Task description:
Would you write out the listing verbatim and skip every picture in it?

==== Material supplied

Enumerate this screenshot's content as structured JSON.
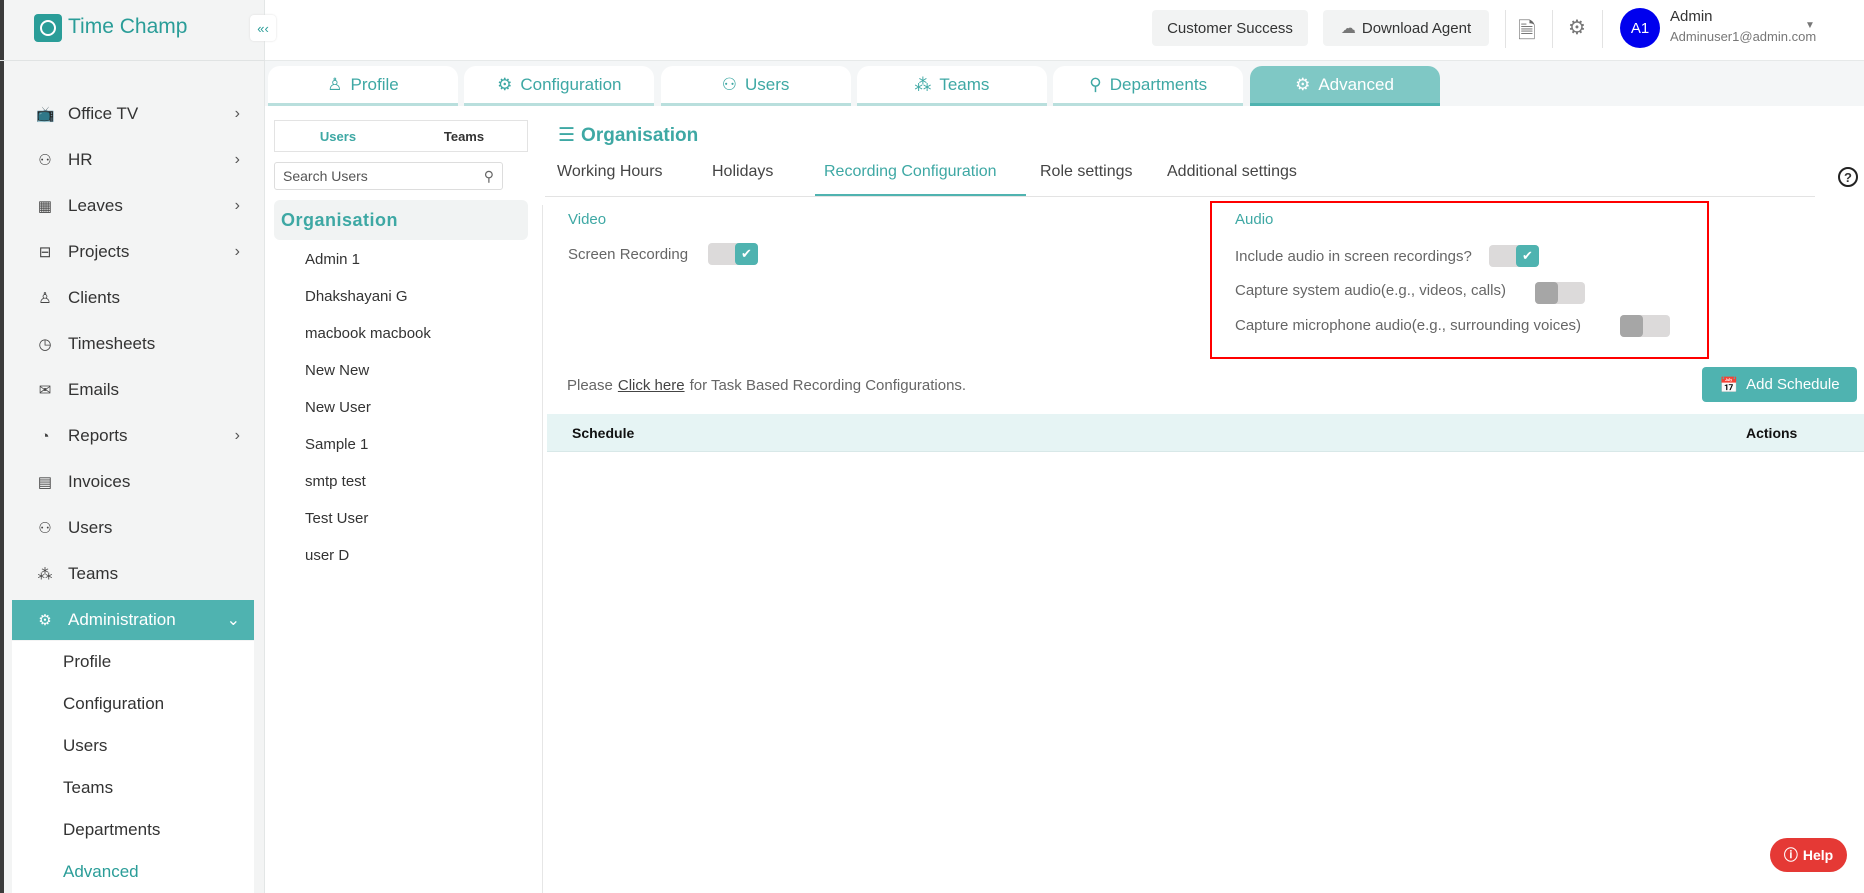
{
  "brand": "Time Champ",
  "header": {
    "customer_success": "Customer Success",
    "download_agent": "Download Agent",
    "user_initials": "A1",
    "user_name": "Admin",
    "user_email": "Adminuser1@admin.com"
  },
  "sidebar": {
    "items": [
      {
        "label": "Office TV",
        "icon": "tv-icon",
        "chevron": true
      },
      {
        "label": "HR",
        "icon": "person-icon",
        "chevron": true
      },
      {
        "label": "Leaves",
        "icon": "calendar-icon",
        "chevron": true
      },
      {
        "label": "Projects",
        "icon": "briefcase-icon",
        "chevron": true
      },
      {
        "label": "Clients",
        "icon": "client-icon",
        "chevron": false
      },
      {
        "label": "Timesheets",
        "icon": "clock-icon",
        "chevron": false
      },
      {
        "label": "Emails",
        "icon": "mail-icon",
        "chevron": false
      },
      {
        "label": "Reports",
        "icon": "pie-chart-icon",
        "chevron": true
      },
      {
        "label": "Invoices",
        "icon": "invoice-icon",
        "chevron": false
      },
      {
        "label": "Users",
        "icon": "users-icon",
        "chevron": false
      },
      {
        "label": "Teams",
        "icon": "teams-icon",
        "chevron": false
      }
    ],
    "admin": "Administration",
    "sub": [
      "Profile",
      "Configuration",
      "Users",
      "Teams",
      "Departments",
      "Advanced"
    ]
  },
  "tabs": [
    "Profile",
    "Configuration",
    "Users",
    "Teams",
    "Departments",
    "Advanced"
  ],
  "left": {
    "seg_users": "Users",
    "seg_teams": "Teams",
    "search_placeholder": "Search Users",
    "org": "Organisation",
    "users": [
      "Admin 1",
      "Dhakshayani G",
      "macbook macbook",
      "New New",
      "New User",
      "Sample 1",
      "smtp test",
      "Test User",
      "user D"
    ]
  },
  "main": {
    "title": "Organisation",
    "subtabs": [
      "Working Hours",
      "Holidays",
      "Recording Configuration",
      "Role settings",
      "Additional settings"
    ],
    "video": {
      "title": "Video",
      "screen_recording": "Screen Recording",
      "screen_recording_on": true
    },
    "audio": {
      "title": "Audio",
      "include": "Include audio in screen recordings?",
      "include_on": true,
      "system": "Capture system audio(e.g., videos, calls)",
      "system_on": false,
      "mic": "Capture microphone audio(e.g., surrounding voices)",
      "mic_on": false
    },
    "note_prefix": "Please",
    "note_link": "Click here",
    "note_suffix": "for Task Based Recording Configurations.",
    "add_schedule": "Add Schedule",
    "table": {
      "col_schedule": "Schedule",
      "col_actions": "Actions"
    }
  },
  "help": "Help",
  "colors": {
    "accent": "#4fb3b0",
    "highlight_box": "#ff0000",
    "help": "#e53935"
  }
}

========

Final result:
Enumerate this screenshot's content as structured JSON.
{
  "brand": "Time Champ",
  "header": {
    "customer_success": "Customer Success",
    "download_agent": "Download Agent",
    "user_initials": "A1",
    "user_name": "Admin",
    "user_email": "Adminuser1@admin.com"
  },
  "sidebar": {
    "items": [
      {
        "label": "Office TV",
        "icon": "tv-icon",
        "chevron": true
      },
      {
        "label": "HR",
        "icon": "person-icon",
        "chevron": true
      },
      {
        "label": "Leaves",
        "icon": "calendar-icon",
        "chevron": true
      },
      {
        "label": "Projects",
        "icon": "briefcase-icon",
        "chevron": true
      },
      {
        "label": "Clients",
        "icon": "client-icon",
        "chevron": false
      },
      {
        "label": "Timesheets",
        "icon": "clock-icon",
        "chevron": false
      },
      {
        "label": "Emails",
        "icon": "mail-icon",
        "chevron": false
      },
      {
        "label": "Reports",
        "icon": "pie-chart-icon",
        "chevron": true
      },
      {
        "label": "Invoices",
        "icon": "invoice-icon",
        "chevron": false
      },
      {
        "label": "Users",
        "icon": "users-icon",
        "chevron": false
      },
      {
        "label": "Teams",
        "icon": "teams-icon",
        "chevron": false
      }
    ],
    "admin": "Administration",
    "sub": [
      "Profile",
      "Configuration",
      "Users",
      "Teams",
      "Departments",
      "Advanced"
    ]
  },
  "tabs": [
    "Profile",
    "Configuration",
    "Users",
    "Teams",
    "Departments",
    "Advanced"
  ],
  "left": {
    "seg_users": "Users",
    "seg_teams": "Teams",
    "search_placeholder": "Search Users",
    "org": "Organisation",
    "users": [
      "Admin 1",
      "Dhakshayani G",
      "macbook macbook",
      "New New",
      "New User",
      "Sample 1",
      "smtp test",
      "Test User",
      "user D"
    ]
  },
  "main": {
    "title": "Organisation",
    "subtabs": [
      "Working Hours",
      "Holidays",
      "Recording Configuration",
      "Role settings",
      "Additional settings"
    ],
    "video": {
      "title": "Video",
      "screen_recording": "Screen Recording",
      "screen_recording_on": true
    },
    "audio": {
      "title": "Audio",
      "include": "Include audio in screen recordings?",
      "include_on": true,
      "system": "Capture system audio(e.g., videos, calls)",
      "system_on": false,
      "mic": "Capture microphone audio(e.g., surrounding voices)",
      "mic_on": false
    },
    "note_prefix": "Please",
    "note_link": "Click here",
    "note_suffix": "for Task Based Recording Configurations.",
    "add_schedule": "Add Schedule",
    "table": {
      "col_schedule": "Schedule",
      "col_actions": "Actions"
    }
  },
  "help": "Help",
  "colors": {
    "accent": "#4fb3b0",
    "highlight_box": "#ff0000",
    "help": "#e53935"
  }
}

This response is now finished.